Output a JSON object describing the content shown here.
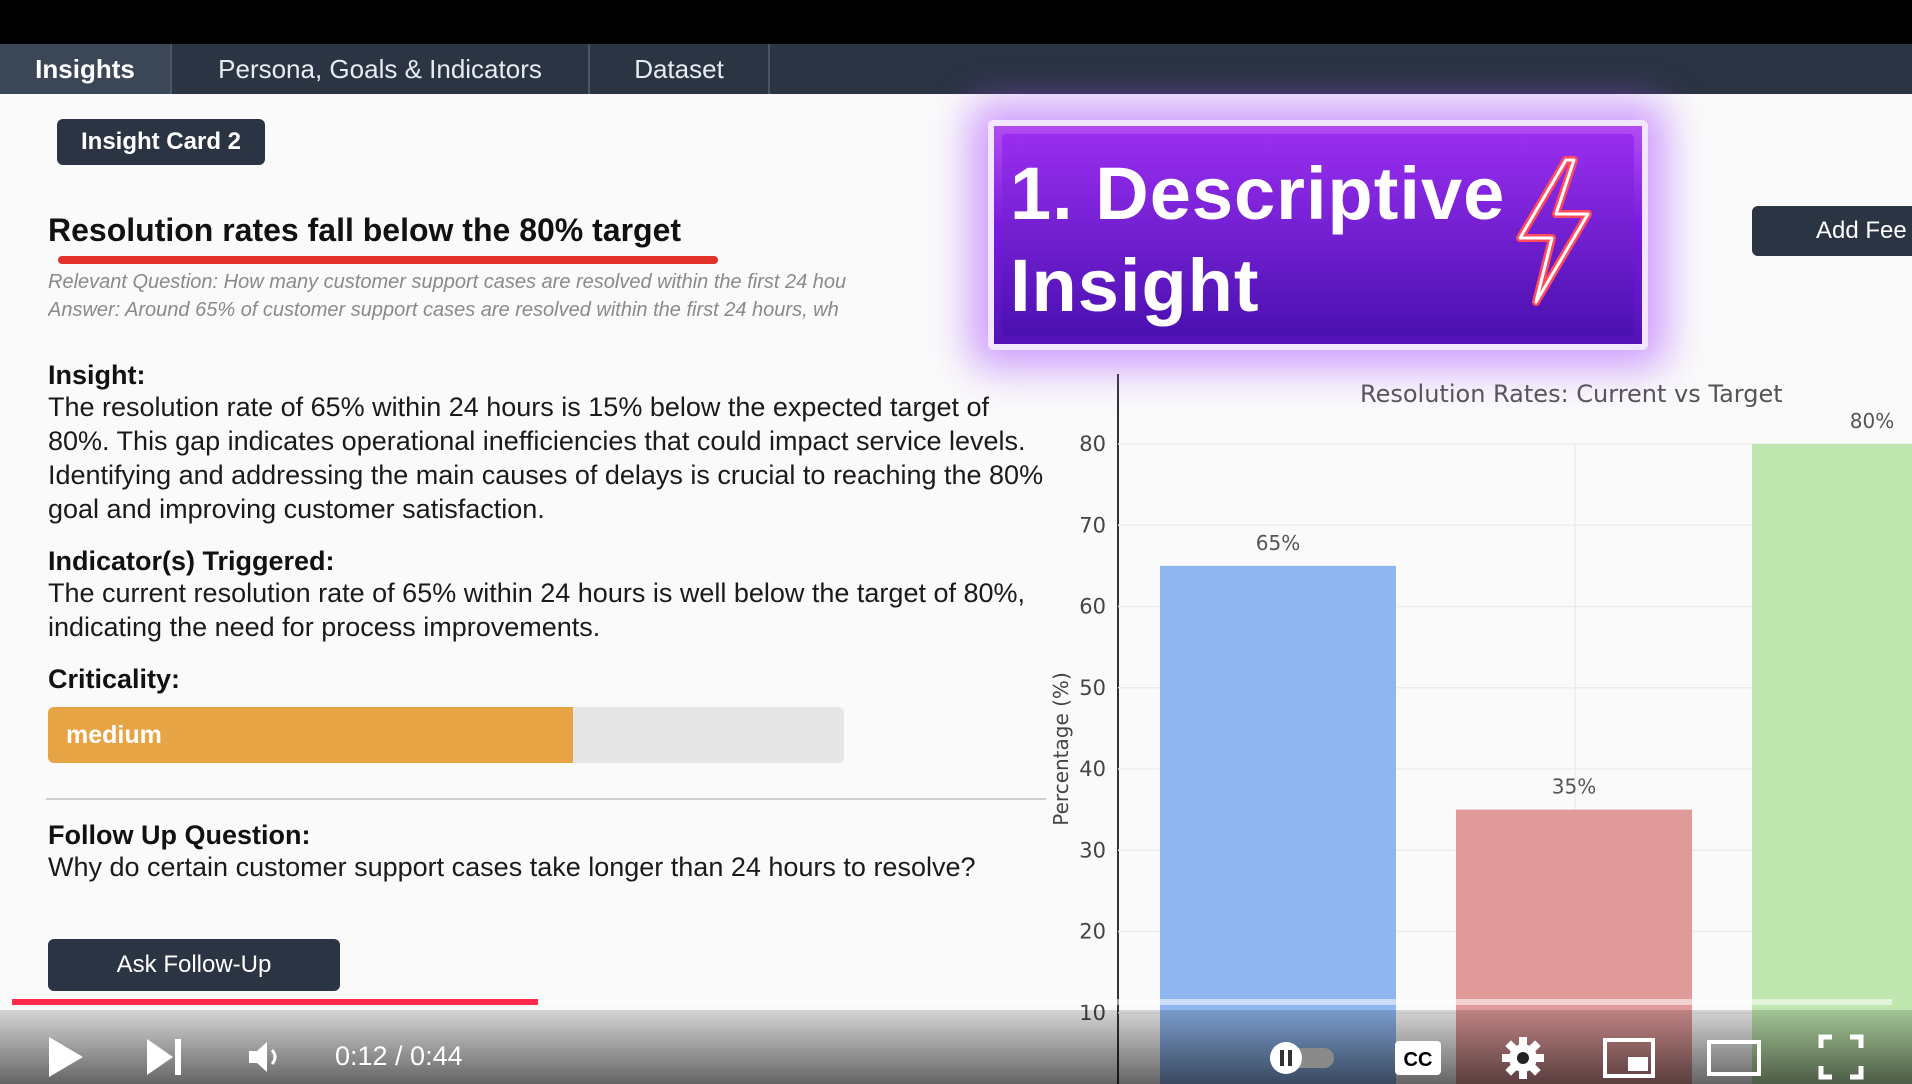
{
  "tabs": [
    {
      "label": "Insights"
    },
    {
      "label": "Persona, Goals & Indicators"
    },
    {
      "label": "Dataset"
    }
  ],
  "card": {
    "badge": "Insight Card 2",
    "title": "Resolution rates fall below the 80% target",
    "relevant_question": "Relevant Question: How many customer support cases are resolved within the first 24 hou",
    "answer": "Answer: Around 65% of customer support cases are resolved within the first 24 hours, wh",
    "insight_heading": "Insight:",
    "insight_text": "The resolution rate of 65% within 24 hours is 15% below the expected target of 80%. This gap indicates operational inefficiencies that could impact service levels. Identifying and addressing the main causes of delays is crucial to reaching the 80% goal and improving customer satisfaction.",
    "indicators_heading": "Indicator(s) Triggered:",
    "indicators_text": "The current resolution rate of 65% within 24 hours is well below the target of 80%, indicating the need for process improvements.",
    "criticality_heading": "Criticality:",
    "criticality_label": "medium",
    "criticality_level": 0.66,
    "criticality_color": "#e7a445",
    "followup_heading": "Follow Up Question:",
    "followup_text": "Why do certain customer support cases take longer than 24 hours to resolve?",
    "ask_button": "Ask Follow-Up",
    "feedback_button": "Add Fee"
  },
  "overlay": {
    "line1": "1. Descriptive",
    "line2": "Insight"
  },
  "chart_data": {
    "type": "bar",
    "title": "Resolution Rates: Current vs Target",
    "ylabel": "Percentage (%)",
    "ylim": [
      0,
      80
    ],
    "yticks": [
      10,
      20,
      30,
      40,
      50,
      60,
      70,
      80
    ],
    "values": [
      65,
      35,
      80
    ],
    "value_labels": [
      "65%",
      "35%",
      "80%"
    ],
    "colors": [
      "#8fb6ee",
      "#e09a9a",
      "#bfe6ae"
    ]
  },
  "player": {
    "time": "0:12 / 0:44",
    "progress": 0.28,
    "colors": {
      "progress": "#ff2a4a"
    }
  }
}
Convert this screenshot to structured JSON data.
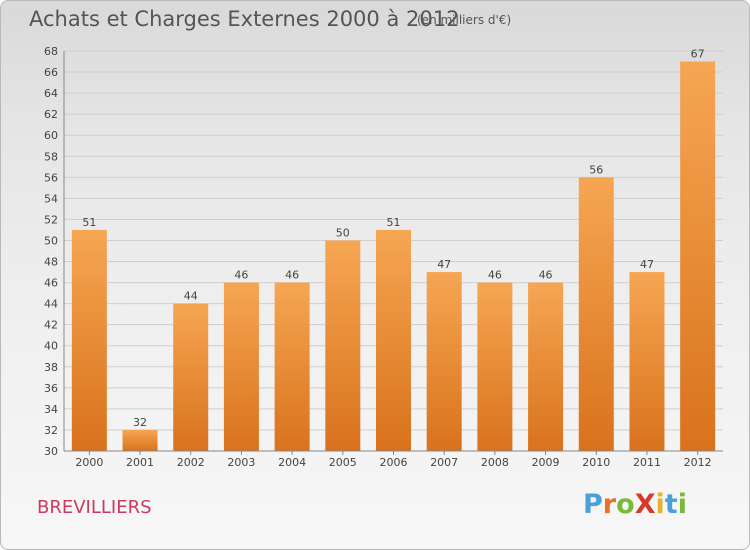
{
  "header": {
    "title": "Achats et Charges Externes 2000 à 2012",
    "unit": "(en milliers d'€)"
  },
  "footer": {
    "place": "BREVILLIERS",
    "logo": {
      "text": "ProXiti",
      "letters": [
        {
          "char": "P",
          "color": "#4aa0d8"
        },
        {
          "char": "r",
          "color": "#e8702a"
        },
        {
          "char": "o",
          "color": "#7ab83a"
        },
        {
          "char": "X",
          "color": "#d83a2a"
        },
        {
          "char": "i",
          "color": "#e8b32a"
        },
        {
          "char": "t",
          "color": "#4aa0d8"
        },
        {
          "char": "i",
          "color": "#7ab83a"
        }
      ]
    }
  },
  "colors": {
    "bar_top": "#f6a653",
    "bar_bottom": "#d9721c",
    "grid": "#cfcfcf",
    "axis": "#888888"
  },
  "chart_data": {
    "type": "bar",
    "title": "Achats et Charges Externes 2000 à 2012",
    "subtitle": "(en milliers d'€)",
    "categories": [
      "2000",
      "2001",
      "2002",
      "2003",
      "2004",
      "2005",
      "2006",
      "2007",
      "2008",
      "2009",
      "2010",
      "2011",
      "2012"
    ],
    "values": [
      51,
      32,
      44,
      46,
      46,
      50,
      51,
      47,
      46,
      46,
      56,
      47,
      67
    ],
    "ylim": [
      30,
      68
    ],
    "yticks": [
      30,
      32,
      34,
      36,
      38,
      40,
      42,
      44,
      46,
      48,
      50,
      52,
      54,
      56,
      58,
      60,
      62,
      64,
      66,
      68
    ],
    "grid": true,
    "legend": "none"
  }
}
_ _ _ _
Quote the records above in full, dropping each picture.

Output a JSON object describing the content shown here.
{
  "tabs": [
    {
      "label": "Insights"
    },
    {
      "label": "Persona, Goals & Indicators"
    },
    {
      "label": "Dataset"
    }
  ],
  "card": {
    "badge": "Insight Card 2",
    "title": "Resolution rates fall below the 80% target",
    "relevant_question": "Relevant Question: How many customer support cases are resolved within the first 24 hou",
    "answer": "Answer: Around 65% of customer support cases are resolved within the first 24 hours, wh",
    "insight_heading": "Insight:",
    "insight_text": "The resolution rate of 65% within 24 hours is 15% below the expected target of 80%. This gap indicates operational inefficiencies that could impact service levels. Identifying and addressing the main causes of delays is crucial to reaching the 80% goal and improving customer satisfaction.",
    "indicators_heading": "Indicator(s) Triggered:",
    "indicators_text": "The current resolution rate of 65% within 24 hours is well below the target of 80%, indicating the need for process improvements.",
    "criticality_heading": "Criticality:",
    "criticality_label": "medium",
    "criticality_level": 0.66,
    "criticality_color": "#e7a445",
    "followup_heading": "Follow Up Question:",
    "followup_text": "Why do certain customer support cases take longer than 24 hours to resolve?",
    "ask_button": "Ask Follow-Up",
    "feedback_button": "Add Fee"
  },
  "overlay": {
    "line1": "1. Descriptive",
    "line2": "Insight"
  },
  "chart_data": {
    "type": "bar",
    "title": "Resolution Rates: Current vs Target",
    "ylabel": "Percentage (%)",
    "ylim": [
      0,
      80
    ],
    "yticks": [
      10,
      20,
      30,
      40,
      50,
      60,
      70,
      80
    ],
    "values": [
      65,
      35,
      80
    ],
    "value_labels": [
      "65%",
      "35%",
      "80%"
    ],
    "colors": [
      "#8fb6ee",
      "#e09a9a",
      "#bfe6ae"
    ]
  },
  "player": {
    "time": "0:12 / 0:44",
    "progress": 0.28,
    "colors": {
      "progress": "#ff2a4a"
    }
  }
}
Convert this screenshot to structured JSON data.
{
  "header": {
    "title": "Achats et Charges Externes 2000 à 2012",
    "unit": "(en milliers d'€)"
  },
  "footer": {
    "place": "BREVILLIERS",
    "logo": {
      "text": "ProXiti",
      "letters": [
        {
          "char": "P",
          "color": "#4aa0d8"
        },
        {
          "char": "r",
          "color": "#e8702a"
        },
        {
          "char": "o",
          "color": "#7ab83a"
        },
        {
          "char": "X",
          "color": "#d83a2a"
        },
        {
          "char": "i",
          "color": "#e8b32a"
        },
        {
          "char": "t",
          "color": "#4aa0d8"
        },
        {
          "char": "i",
          "color": "#7ab83a"
        }
      ]
    }
  },
  "colors": {
    "bar_top": "#f6a653",
    "bar_bottom": "#d9721c",
    "grid": "#cfcfcf",
    "axis": "#888888"
  },
  "chart_data": {
    "type": "bar",
    "title": "Achats et Charges Externes 2000 à 2012",
    "subtitle": "(en milliers d'€)",
    "categories": [
      "2000",
      "2001",
      "2002",
      "2003",
      "2004",
      "2005",
      "2006",
      "2007",
      "2008",
      "2009",
      "2010",
      "2011",
      "2012"
    ],
    "values": [
      51,
      32,
      44,
      46,
      46,
      50,
      51,
      47,
      46,
      46,
      56,
      47,
      67
    ],
    "ylim": [
      30,
      68
    ],
    "yticks": [
      30,
      32,
      34,
      36,
      38,
      40,
      42,
      44,
      46,
      48,
      50,
      52,
      54,
      56,
      58,
      60,
      62,
      64,
      66,
      68
    ],
    "grid": true,
    "legend": "none"
  }
}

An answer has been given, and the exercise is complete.